──────── DATA IN THIS EXERCISE ────────
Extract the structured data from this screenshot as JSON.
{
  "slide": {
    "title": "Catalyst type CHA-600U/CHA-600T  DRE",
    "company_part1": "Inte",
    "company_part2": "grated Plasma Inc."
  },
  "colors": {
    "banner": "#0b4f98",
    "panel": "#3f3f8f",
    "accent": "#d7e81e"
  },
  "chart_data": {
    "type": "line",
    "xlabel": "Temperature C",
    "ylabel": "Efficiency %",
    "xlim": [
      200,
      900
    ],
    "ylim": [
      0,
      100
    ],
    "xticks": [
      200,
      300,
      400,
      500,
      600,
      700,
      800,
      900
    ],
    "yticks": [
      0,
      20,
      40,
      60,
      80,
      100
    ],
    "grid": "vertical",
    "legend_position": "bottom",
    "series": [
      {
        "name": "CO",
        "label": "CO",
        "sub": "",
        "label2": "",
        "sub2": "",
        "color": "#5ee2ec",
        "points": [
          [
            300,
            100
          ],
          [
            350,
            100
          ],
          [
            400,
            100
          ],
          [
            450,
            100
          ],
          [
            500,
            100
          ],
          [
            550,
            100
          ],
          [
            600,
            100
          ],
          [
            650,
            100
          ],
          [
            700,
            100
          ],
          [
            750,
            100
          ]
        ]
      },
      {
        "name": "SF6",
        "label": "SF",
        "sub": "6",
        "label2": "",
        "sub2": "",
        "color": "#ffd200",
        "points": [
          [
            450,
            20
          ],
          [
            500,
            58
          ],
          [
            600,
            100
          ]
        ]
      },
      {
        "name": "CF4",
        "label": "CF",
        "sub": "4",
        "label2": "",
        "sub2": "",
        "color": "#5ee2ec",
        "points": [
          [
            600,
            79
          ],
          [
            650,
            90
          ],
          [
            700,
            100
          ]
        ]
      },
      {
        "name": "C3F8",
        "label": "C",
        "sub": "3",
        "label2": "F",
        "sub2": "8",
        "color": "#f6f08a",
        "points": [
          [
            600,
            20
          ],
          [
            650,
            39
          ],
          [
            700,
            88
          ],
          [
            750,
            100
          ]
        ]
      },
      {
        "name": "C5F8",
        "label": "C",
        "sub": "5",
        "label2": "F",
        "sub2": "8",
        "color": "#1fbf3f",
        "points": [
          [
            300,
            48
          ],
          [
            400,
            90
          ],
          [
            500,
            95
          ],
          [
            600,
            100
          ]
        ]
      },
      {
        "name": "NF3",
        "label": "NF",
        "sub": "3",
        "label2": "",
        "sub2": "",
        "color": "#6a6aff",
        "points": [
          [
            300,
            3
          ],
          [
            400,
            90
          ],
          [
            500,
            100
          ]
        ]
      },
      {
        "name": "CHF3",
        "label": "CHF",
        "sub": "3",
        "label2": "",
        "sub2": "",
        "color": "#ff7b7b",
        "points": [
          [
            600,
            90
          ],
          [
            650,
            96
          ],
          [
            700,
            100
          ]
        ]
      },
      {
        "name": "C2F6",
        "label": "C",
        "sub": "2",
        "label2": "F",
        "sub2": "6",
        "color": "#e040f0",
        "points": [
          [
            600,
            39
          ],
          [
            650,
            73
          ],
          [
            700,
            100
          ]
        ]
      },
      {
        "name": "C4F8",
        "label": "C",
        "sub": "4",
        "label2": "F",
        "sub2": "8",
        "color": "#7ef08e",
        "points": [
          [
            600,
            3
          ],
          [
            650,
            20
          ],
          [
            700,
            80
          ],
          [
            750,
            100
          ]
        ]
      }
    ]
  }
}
────────
REQUIREMENT: Reproduce each line holding the word "name".

WORKED SOLUTION:
        "name": "CO",
        "name": "SF6",
        "name": "CF4",
        "name": "C3F8",
        "name": "C5F8",
        "name": "NF3",
        "name": "CHF3",
        "name": "C2F6",
        "name": "C4F8",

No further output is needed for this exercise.